### PROBLEM DESCRIPTION
Please explain, in one to three sentences, why Foreman says in the article about a pastor's years of weddings that contemporary music choices are not always appropriate when a wedding takes place in a church.

### DOCUMENT EXCERPT
====

Pastor remembers years of weddings

By Betsy Hansen/Tribune correspondent
Wednesday, May 20, 2009 - 11:23:28 am CDT

The Rev. Leland Foreman has presided over many weddings during almost 30 years as an ordained minister in the American Baptist Church.

Foreman says he grew into ordained ministry by serving as pastors of music, youth and, jokingly, the bus.

Foreman’s degree from the University of Northern Iowa is in music and music is often a tricky subject when it comes to weddings.

“Contemporary music choices are not always appropriate for a church service and when a wedding is held in a church, it is a church service. I have a list of recommended music that can be sung or played in church,” Foreman says.

“Every time you make a rule,” he continued with a grin, “it’s destined to be a problem.”

He admits to disapproving of some of the music that’s showed up.

“I don’t have time to listen to every word of every song. The couple explains what the song is about and what it says and there it comes over the sound system and I say to myself, ‘Oh my.’”

Taped and recorded music for weddings has its own set of pitfalls. Foreman remembers one wedding where when it was time for the bride to walk down the aisle, he nodded to the sound person for the music to come on and nothing happened. He nodded again and still nothing. Finally, music came on, but it was the wrong music.

Everything in a wedding is supposed to be perfect.

Once, he remembers there was special music to be played while the candles were being lighted.

“All we heard was the introduction, and then the song stopped. It’s more personal when the music is live,” he says. “I’m, after all, married to an organist and it’s easy to coordinate with Jean. I always ask if they would like me to pick out the music.”

====

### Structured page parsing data

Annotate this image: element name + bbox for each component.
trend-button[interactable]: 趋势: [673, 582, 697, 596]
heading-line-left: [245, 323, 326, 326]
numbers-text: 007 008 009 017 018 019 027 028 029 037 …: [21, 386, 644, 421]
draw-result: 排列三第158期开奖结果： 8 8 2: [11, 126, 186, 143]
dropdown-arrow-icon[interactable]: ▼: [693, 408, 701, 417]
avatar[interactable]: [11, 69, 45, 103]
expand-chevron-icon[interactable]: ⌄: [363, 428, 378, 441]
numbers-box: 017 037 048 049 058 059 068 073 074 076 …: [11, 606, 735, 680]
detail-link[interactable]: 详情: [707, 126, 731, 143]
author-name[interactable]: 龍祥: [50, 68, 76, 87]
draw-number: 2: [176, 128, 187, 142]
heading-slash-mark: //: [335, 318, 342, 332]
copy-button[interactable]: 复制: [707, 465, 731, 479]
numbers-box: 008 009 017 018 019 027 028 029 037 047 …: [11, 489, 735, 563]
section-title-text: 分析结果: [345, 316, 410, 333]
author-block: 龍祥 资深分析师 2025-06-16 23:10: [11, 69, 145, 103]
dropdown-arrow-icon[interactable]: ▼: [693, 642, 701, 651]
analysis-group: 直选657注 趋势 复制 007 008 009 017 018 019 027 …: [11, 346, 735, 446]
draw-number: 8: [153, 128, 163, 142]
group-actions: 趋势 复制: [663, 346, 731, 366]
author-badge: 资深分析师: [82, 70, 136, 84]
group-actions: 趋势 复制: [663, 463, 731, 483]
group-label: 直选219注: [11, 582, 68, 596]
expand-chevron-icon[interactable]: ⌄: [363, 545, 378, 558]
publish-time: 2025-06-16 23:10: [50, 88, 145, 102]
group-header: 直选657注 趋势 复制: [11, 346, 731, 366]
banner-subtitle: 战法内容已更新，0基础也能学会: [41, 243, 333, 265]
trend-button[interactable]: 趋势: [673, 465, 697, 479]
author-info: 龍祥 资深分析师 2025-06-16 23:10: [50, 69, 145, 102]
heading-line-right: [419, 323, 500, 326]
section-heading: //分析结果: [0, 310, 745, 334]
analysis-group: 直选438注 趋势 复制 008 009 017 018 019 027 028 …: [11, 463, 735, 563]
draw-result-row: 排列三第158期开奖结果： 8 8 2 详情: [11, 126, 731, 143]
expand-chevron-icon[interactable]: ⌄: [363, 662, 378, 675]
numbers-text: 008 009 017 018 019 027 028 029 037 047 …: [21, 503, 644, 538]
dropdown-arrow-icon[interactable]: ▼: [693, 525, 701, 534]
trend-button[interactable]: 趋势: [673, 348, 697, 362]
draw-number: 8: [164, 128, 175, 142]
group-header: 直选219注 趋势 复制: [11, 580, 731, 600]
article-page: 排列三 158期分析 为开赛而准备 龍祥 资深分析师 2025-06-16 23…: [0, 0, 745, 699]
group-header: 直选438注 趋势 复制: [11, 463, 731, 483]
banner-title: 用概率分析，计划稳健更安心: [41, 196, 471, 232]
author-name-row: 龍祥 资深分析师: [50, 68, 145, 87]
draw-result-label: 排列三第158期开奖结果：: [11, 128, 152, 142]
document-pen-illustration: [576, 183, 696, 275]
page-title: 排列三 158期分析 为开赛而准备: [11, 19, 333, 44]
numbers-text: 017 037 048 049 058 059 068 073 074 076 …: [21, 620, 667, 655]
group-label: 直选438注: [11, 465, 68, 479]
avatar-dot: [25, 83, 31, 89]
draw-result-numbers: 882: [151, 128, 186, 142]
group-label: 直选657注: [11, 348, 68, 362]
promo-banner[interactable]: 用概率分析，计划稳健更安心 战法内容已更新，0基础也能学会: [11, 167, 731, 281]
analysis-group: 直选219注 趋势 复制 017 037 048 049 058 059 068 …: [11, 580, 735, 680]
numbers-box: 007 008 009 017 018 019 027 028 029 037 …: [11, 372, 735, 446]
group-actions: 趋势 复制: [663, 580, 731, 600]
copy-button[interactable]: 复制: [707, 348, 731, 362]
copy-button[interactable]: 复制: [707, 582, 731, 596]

====

### REPLY TO THE EXERCISE
Foreman says that a wedding held in a church is a church service, and contemporary music choices are not always appropriate for a church service. For that reason, he keeps a list of recommended music that can be sung or played in church.